● DIRECTIONS FOR THIS TASK:
Pull each line holding "pământul" out of the entries below.

================================

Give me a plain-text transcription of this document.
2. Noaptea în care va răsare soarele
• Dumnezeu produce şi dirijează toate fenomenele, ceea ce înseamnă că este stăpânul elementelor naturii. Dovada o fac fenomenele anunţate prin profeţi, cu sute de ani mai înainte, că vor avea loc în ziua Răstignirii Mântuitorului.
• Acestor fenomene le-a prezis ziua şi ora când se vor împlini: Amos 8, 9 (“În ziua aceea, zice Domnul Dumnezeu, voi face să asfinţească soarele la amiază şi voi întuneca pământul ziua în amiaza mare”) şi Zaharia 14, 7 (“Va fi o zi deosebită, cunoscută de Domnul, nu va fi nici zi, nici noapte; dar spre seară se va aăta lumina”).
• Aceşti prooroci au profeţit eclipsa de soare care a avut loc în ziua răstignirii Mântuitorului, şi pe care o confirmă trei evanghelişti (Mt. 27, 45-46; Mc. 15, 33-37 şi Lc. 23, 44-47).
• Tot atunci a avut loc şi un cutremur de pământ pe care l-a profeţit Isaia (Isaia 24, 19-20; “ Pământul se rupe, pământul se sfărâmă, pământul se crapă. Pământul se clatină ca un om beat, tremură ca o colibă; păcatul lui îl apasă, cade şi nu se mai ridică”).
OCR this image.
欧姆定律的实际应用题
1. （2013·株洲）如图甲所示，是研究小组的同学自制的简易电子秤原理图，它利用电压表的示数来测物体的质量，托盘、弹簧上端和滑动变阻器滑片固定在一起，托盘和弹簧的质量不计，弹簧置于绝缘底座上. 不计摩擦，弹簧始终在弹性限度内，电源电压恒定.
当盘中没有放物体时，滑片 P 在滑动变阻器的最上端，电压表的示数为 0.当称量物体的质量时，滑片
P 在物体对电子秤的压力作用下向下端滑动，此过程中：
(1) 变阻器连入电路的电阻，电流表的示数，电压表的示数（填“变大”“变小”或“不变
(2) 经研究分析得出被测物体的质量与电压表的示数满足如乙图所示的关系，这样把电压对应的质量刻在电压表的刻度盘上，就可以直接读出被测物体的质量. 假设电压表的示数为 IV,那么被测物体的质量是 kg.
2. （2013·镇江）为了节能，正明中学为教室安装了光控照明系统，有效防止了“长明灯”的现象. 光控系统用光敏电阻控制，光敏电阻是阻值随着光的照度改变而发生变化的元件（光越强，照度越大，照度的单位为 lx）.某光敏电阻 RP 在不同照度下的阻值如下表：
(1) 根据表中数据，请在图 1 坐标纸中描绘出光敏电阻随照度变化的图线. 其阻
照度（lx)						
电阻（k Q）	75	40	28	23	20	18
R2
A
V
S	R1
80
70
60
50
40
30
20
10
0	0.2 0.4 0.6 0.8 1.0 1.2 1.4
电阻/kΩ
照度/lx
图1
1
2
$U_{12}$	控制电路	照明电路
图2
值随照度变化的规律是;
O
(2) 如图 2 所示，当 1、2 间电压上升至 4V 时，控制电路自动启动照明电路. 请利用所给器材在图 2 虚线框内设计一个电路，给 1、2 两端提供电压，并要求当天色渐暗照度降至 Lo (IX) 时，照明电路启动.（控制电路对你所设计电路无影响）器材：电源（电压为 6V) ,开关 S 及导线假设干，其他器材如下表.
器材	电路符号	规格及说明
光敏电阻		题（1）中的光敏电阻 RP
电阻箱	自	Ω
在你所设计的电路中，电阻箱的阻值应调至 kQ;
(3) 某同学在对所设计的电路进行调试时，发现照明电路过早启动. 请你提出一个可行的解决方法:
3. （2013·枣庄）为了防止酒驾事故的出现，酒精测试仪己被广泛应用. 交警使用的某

================================

● SOLUTION:
• Acestor fenomene le-a prezis ziua şi ora când se vor împlini: Amos 8, 9 (“În ziua aceea, zice Domnul Dumnezeu, voi face să asfinţească soarele la amiază şi voi întuneca pământul ziua în amiaza mare”) şi Zaharia 14, 7 (“Va fi o zi deosebită, cunoscută de Domnul, nu va fi nici zi, nici noapte; dar spre seară se va aăta lumina”).
• Tot atunci a avut loc şi un cutremur de pământ pe care l-a profeţit Isaia (Isaia 24, 19-20; “ Pământul se rupe, pământul se sfărâmă, pământul se crapă. Pământul se clatină ca un om beat, tremură ca o colibă; păcatul lui îl apasă, cade şi nu se mai ridică”).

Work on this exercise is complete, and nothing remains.